Problem details: Copy out the items word for word, from the line holding "Patent image size: (842, 652)." through the line holding "The stop projection 7c is at (490, 312).", including both of those lines.
--*--
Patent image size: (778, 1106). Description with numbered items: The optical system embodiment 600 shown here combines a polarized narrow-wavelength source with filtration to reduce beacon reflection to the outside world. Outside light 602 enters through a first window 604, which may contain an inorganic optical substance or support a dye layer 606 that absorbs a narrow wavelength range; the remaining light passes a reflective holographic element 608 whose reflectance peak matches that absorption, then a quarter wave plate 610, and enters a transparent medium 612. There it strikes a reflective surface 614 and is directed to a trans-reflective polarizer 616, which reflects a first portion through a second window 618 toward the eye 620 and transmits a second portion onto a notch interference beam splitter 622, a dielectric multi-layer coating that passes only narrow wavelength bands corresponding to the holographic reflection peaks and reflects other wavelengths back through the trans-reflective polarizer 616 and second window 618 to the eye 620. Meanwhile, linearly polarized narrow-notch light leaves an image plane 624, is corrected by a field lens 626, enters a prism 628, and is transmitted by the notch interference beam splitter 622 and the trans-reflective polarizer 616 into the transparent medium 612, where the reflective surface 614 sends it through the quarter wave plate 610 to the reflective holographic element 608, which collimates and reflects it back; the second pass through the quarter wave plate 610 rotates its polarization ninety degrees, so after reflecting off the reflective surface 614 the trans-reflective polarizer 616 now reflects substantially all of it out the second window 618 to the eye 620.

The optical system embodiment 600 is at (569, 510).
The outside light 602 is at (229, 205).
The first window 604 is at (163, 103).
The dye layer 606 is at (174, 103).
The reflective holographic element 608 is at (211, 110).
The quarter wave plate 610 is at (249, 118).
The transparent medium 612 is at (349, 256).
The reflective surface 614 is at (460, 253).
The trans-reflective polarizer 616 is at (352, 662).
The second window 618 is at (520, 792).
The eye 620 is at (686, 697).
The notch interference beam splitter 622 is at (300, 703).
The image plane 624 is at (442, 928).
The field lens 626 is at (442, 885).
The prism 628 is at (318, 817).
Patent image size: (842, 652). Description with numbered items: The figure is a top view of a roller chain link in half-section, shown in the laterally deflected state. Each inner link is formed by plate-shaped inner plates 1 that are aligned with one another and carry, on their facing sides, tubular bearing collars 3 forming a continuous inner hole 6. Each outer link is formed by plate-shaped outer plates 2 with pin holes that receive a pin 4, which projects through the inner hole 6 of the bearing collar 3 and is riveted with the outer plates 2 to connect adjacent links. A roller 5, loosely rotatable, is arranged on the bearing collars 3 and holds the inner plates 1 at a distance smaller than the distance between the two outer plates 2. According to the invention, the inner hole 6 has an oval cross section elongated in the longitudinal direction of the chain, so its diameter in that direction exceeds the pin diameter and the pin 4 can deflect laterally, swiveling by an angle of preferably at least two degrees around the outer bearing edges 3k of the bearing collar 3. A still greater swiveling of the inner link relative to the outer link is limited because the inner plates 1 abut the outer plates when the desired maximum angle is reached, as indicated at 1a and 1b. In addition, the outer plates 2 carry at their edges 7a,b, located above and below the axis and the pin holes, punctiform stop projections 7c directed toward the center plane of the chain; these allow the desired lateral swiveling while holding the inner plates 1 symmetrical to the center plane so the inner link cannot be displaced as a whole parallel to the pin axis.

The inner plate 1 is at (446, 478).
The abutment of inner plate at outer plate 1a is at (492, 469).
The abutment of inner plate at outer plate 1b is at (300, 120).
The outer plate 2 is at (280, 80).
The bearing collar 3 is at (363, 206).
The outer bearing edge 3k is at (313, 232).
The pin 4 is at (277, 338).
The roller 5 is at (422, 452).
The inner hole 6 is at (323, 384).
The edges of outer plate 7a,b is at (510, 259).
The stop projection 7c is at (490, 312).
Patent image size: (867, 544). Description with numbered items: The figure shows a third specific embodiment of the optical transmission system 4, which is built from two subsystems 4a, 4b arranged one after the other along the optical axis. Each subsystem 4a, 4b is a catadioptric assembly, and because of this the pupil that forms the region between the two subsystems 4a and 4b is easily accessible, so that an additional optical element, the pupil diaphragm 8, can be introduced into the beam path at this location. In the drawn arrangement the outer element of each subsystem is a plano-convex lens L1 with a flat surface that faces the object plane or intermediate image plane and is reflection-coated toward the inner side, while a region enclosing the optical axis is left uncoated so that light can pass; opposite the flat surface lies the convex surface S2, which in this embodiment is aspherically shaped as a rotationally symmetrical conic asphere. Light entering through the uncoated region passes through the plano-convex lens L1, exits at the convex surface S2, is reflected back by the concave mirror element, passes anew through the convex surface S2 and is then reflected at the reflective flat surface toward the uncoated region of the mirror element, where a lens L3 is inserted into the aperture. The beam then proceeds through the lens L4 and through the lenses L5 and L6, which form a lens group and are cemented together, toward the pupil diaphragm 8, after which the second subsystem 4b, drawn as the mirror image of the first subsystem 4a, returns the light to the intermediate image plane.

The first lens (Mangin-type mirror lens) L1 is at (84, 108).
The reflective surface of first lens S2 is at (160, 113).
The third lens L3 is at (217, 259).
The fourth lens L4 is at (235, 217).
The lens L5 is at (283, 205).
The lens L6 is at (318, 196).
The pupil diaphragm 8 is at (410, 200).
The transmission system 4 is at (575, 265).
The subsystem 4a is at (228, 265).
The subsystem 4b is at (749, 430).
--*--
Finished exercise:
Patent image size: (842, 652). Description with numbered items: The figure is a top view of a roller chain link in half-section, shown in the laterally deflected state. Each inner link is formed by plate-shaped inner plates 1 that are aligned with one another and carry, on their facing sides, tubular bearing collars 3 forming a continuous inner hole 6. Each outer link is formed by plate-shaped outer plates 2 with pin holes that receive a pin 4, which projects through the inner hole 6 of the bearing collar 3 and is riveted with the outer plates 2 to connect adjacent links. A roller 5, loosely rotatable, is arranged on the bearing collars 3 and holds the inner plates 1 at a distance smaller than the distance between the two outer plates 2. According to the invention, the inner hole 6 has an oval cross section elongated in the longitudinal direction of the chain, so its diameter in that direction exceeds the pin diameter and the pin 4 can deflect laterally, swiveling by an angle of preferably at least two degrees around the outer bearing edges 3k of the bearing collar 3. A still greater swiveling of the inner link relative to the outer link is limited because the inner plates 1 abut the outer plates when the desired maximum angle is reached, as indicated at 1a and 1b. In addition, the outer plates 2 carry at their edges 7a,b, located above and below the axis and the pin holes, punctiform stop projections 7c directed toward the center plane of the chain; these allow the desired lateral swiveling while holding the inner plates 1 symmetrical to the center plane so the inner link cannot be displaced as a whole parallel to the pin axis.

The inner plate 1 is at (446, 478).
The abutment of inner plate at outer plate 1a is at (492, 469).
The abutment of inner plate at outer plate 1b is at (300, 120).
The outer plate 2 is at (280, 80).
The bearing collar 3 is at (363, 206).
The outer bearing edge 3k is at (313, 232).
The pin 4 is at (277, 338).
The roller 5 is at (422, 452).
The inner hole 6 is at (323, 384).
The edges of outer plate 7a,b is at (510, 259).
The stop projection 7c is at (490, 312).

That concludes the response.